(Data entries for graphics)
* BEGIN *

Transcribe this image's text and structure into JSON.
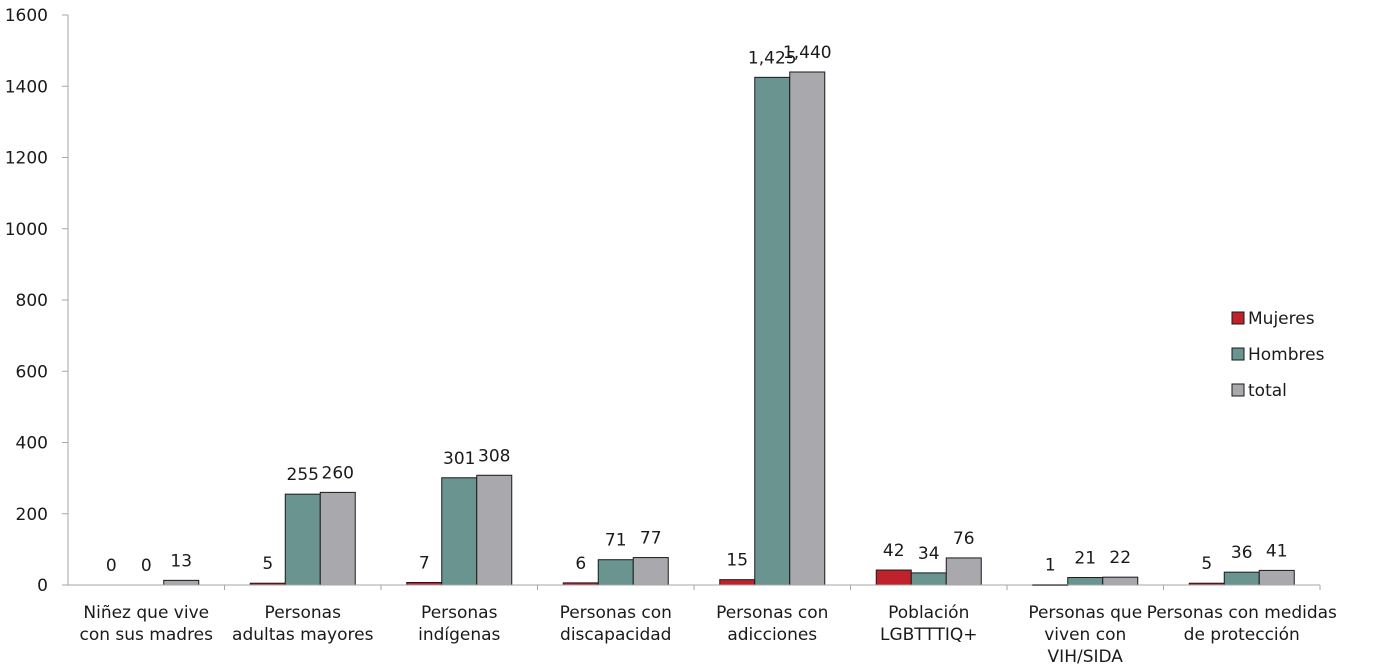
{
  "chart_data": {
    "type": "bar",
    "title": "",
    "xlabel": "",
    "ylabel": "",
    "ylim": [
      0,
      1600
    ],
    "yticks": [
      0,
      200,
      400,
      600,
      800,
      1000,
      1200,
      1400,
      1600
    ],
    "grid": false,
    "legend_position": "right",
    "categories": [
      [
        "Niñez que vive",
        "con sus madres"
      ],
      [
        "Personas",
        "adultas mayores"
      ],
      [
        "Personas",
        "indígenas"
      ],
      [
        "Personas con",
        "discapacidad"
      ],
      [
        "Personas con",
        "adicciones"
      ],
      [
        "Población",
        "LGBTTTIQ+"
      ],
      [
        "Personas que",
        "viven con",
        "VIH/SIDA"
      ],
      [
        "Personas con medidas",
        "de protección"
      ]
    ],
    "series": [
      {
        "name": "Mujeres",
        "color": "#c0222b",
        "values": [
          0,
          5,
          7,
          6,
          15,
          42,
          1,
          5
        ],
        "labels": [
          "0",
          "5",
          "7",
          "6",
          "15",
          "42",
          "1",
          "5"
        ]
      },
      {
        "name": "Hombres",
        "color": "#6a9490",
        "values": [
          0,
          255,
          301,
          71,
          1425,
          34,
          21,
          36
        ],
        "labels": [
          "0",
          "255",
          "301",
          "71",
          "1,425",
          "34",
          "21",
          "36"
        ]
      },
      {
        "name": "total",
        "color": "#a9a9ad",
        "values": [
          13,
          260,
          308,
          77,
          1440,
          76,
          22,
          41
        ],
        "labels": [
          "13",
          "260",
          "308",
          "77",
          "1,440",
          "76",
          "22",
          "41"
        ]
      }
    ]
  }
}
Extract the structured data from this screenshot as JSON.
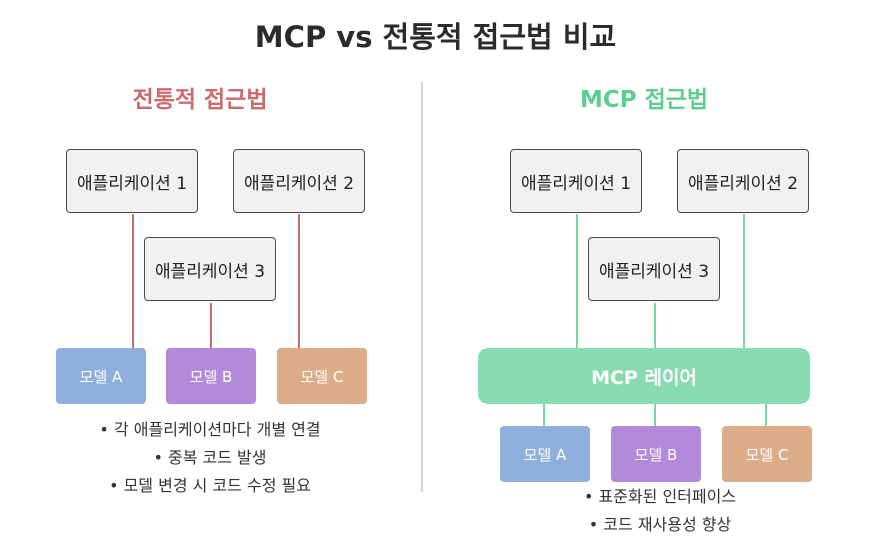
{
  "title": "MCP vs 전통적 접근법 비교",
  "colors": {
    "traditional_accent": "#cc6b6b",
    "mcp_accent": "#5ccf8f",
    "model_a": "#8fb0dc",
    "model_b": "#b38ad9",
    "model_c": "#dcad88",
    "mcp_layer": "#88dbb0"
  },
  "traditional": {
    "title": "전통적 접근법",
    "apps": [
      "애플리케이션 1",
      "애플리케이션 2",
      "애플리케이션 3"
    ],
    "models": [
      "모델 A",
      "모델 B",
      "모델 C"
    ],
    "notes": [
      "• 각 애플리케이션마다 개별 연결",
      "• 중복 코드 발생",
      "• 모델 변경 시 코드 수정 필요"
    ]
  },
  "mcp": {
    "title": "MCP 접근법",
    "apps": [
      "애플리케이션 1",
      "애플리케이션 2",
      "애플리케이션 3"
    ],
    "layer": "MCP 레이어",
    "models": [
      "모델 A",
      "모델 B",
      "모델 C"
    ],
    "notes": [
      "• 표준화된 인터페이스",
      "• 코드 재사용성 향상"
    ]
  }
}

* END *
* BEGIN *

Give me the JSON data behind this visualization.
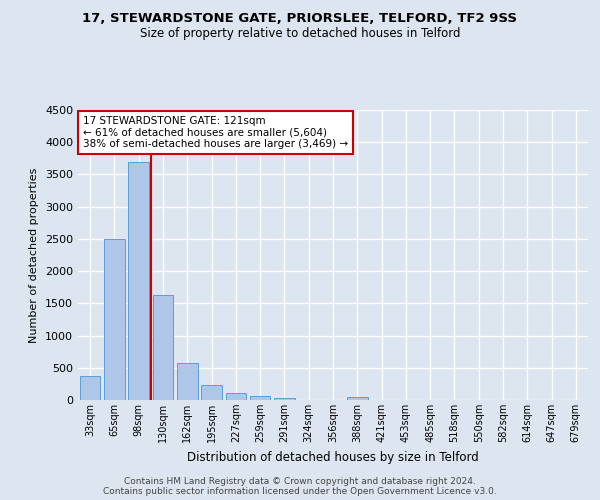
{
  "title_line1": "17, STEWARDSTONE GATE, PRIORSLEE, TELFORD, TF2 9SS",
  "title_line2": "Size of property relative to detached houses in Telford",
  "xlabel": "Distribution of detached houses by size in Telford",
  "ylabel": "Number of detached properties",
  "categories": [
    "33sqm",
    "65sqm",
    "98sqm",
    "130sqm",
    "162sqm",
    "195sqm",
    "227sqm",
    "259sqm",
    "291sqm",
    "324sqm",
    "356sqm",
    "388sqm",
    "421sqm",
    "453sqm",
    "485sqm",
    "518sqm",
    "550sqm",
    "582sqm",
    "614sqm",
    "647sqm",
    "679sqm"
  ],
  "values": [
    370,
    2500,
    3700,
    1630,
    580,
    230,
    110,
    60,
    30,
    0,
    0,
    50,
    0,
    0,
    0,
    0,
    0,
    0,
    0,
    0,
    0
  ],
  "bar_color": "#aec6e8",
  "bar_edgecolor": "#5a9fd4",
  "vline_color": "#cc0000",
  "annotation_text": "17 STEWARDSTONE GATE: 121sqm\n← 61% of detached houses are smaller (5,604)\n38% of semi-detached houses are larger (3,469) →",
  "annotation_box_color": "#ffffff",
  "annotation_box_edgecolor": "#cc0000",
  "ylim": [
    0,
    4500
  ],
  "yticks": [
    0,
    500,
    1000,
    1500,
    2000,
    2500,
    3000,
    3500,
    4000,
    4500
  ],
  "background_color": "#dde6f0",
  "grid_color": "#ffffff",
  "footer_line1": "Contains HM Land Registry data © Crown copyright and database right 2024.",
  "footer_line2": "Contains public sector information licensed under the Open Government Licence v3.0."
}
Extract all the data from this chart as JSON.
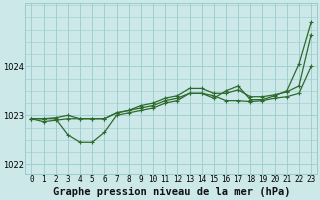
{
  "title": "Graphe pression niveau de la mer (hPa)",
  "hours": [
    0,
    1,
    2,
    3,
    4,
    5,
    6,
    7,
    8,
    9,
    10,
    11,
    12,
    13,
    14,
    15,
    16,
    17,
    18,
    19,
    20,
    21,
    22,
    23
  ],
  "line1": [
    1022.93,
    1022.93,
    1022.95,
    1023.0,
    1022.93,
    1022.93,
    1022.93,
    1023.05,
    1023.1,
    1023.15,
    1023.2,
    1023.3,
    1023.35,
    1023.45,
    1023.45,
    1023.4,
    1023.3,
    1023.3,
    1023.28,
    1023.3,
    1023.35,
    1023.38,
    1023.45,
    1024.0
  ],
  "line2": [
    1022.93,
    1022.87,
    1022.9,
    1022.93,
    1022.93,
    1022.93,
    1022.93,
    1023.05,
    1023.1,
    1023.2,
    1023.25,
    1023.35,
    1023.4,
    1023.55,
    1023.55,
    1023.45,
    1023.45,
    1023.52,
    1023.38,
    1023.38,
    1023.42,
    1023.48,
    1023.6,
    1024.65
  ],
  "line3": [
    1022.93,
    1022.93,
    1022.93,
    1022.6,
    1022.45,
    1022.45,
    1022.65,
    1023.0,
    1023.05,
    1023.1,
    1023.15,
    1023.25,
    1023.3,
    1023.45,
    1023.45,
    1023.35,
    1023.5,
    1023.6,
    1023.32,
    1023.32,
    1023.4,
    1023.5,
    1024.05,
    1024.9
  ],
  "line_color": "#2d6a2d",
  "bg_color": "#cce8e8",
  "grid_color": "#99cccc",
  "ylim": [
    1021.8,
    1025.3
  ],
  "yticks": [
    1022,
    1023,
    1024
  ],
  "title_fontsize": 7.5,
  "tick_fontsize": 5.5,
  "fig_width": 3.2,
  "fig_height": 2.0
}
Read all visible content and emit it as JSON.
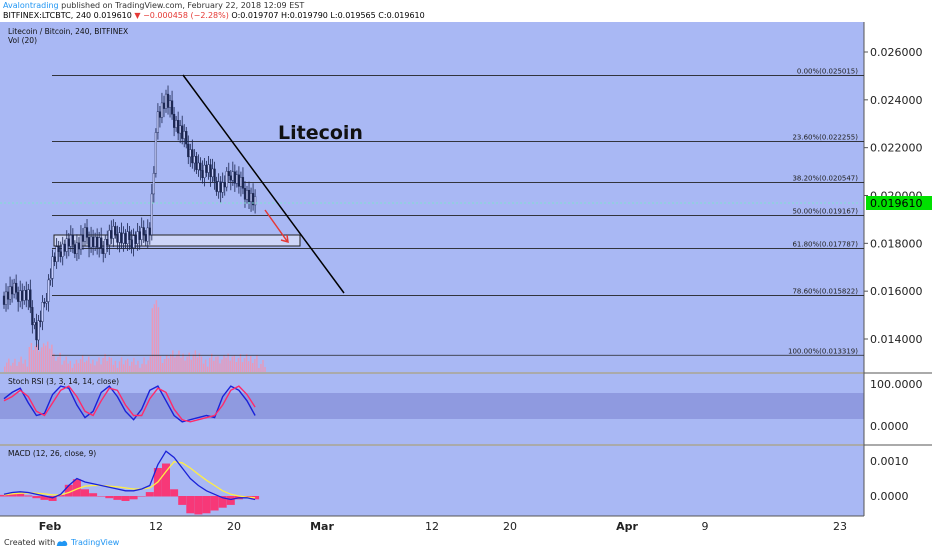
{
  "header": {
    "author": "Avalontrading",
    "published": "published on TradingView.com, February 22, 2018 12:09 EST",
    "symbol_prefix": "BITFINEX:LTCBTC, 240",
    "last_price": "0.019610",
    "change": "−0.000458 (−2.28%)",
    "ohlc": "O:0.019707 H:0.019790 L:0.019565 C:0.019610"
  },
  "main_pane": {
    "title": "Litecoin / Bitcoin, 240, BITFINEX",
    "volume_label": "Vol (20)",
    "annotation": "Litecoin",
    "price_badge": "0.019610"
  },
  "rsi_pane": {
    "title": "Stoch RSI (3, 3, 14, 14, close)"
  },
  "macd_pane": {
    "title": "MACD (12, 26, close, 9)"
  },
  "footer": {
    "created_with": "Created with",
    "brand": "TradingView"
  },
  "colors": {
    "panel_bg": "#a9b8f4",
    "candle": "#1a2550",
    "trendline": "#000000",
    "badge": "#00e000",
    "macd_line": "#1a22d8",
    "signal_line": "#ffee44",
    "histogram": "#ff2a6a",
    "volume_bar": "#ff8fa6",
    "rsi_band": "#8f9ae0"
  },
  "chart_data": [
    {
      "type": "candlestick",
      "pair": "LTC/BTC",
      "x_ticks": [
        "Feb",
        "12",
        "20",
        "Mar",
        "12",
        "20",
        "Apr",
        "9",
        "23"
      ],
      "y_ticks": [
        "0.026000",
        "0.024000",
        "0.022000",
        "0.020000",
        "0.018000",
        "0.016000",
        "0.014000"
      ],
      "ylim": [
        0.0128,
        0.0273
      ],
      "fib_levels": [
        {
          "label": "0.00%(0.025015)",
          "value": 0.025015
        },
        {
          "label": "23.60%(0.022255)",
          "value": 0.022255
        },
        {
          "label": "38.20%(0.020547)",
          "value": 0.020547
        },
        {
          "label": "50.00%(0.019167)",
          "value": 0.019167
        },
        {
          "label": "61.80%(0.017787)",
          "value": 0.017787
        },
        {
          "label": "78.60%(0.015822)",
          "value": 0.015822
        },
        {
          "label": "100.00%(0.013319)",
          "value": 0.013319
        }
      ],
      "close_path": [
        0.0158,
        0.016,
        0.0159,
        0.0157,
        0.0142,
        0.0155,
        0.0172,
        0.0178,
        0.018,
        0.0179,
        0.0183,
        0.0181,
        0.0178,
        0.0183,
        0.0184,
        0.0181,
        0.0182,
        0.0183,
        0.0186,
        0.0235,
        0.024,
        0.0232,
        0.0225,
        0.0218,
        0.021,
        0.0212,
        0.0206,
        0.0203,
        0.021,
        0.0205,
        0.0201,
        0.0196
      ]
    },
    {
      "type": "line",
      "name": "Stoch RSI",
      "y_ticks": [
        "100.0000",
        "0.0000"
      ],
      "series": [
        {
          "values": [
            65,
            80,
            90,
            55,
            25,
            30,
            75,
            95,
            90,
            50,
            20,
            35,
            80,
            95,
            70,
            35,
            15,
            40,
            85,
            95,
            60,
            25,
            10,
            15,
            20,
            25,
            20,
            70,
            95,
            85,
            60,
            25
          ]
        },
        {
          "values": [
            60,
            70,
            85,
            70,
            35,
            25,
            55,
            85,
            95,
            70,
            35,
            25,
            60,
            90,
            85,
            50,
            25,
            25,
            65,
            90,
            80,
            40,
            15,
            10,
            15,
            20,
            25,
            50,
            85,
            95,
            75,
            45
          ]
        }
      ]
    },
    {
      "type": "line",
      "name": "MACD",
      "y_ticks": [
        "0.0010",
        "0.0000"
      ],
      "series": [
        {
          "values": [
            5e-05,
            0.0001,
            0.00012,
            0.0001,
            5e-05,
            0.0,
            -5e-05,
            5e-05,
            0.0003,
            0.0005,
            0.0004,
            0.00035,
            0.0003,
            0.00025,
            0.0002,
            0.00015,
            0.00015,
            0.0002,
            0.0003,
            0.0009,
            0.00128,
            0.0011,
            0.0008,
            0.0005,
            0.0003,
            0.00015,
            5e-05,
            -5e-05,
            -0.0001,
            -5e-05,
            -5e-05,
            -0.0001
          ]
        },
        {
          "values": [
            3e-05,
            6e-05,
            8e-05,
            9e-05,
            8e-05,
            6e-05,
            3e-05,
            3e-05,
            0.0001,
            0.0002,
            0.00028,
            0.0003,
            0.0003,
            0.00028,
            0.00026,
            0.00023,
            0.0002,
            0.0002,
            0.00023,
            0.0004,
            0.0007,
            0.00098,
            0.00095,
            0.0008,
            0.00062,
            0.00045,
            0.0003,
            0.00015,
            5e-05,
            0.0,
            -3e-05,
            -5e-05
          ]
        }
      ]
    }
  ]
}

* END *
* BEGIN *

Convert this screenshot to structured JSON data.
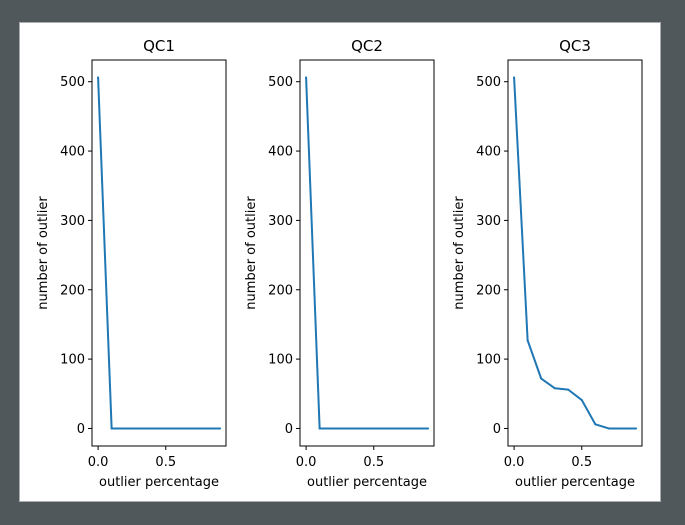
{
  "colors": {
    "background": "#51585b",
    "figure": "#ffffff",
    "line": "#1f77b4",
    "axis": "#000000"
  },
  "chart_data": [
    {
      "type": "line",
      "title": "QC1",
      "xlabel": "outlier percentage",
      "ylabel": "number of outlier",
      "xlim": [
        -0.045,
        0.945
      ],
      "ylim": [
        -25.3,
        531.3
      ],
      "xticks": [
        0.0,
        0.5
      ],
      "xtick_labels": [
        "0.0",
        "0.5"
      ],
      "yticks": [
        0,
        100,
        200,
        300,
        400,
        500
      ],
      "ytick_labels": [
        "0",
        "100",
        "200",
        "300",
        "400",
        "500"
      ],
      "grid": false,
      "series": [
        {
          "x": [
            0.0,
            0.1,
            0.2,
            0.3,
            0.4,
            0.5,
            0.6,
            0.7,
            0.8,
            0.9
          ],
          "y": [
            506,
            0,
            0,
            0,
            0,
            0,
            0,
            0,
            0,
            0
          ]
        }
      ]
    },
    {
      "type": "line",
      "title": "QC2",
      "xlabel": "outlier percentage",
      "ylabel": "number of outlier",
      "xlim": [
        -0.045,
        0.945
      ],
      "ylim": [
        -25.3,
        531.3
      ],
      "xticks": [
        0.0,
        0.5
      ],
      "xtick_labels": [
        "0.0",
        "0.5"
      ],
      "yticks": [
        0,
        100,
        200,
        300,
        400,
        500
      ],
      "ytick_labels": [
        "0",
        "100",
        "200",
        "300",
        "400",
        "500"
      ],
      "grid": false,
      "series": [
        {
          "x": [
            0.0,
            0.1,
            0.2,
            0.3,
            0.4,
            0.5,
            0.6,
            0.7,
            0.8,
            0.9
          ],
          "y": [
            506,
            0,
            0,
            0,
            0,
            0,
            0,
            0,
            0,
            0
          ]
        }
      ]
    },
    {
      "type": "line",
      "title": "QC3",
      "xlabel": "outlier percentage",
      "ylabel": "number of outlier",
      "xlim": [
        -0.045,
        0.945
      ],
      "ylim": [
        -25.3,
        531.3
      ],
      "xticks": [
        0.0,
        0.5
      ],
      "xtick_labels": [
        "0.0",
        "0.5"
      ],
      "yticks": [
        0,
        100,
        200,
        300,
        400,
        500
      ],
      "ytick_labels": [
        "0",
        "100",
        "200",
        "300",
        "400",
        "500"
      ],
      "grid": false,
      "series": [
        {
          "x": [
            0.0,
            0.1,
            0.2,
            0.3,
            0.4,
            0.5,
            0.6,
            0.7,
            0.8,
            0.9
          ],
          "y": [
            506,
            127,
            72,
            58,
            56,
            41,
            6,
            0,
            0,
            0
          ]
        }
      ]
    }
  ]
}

* END *

▸ **PROBLEM DETAILS**:
Whichever lines contain the string "Extract", select and copy them.

▸ **SOLVED PROBLEM**:
Extract the structured data from this screenshot as JSON.
Extract all the data from this chart as JSON.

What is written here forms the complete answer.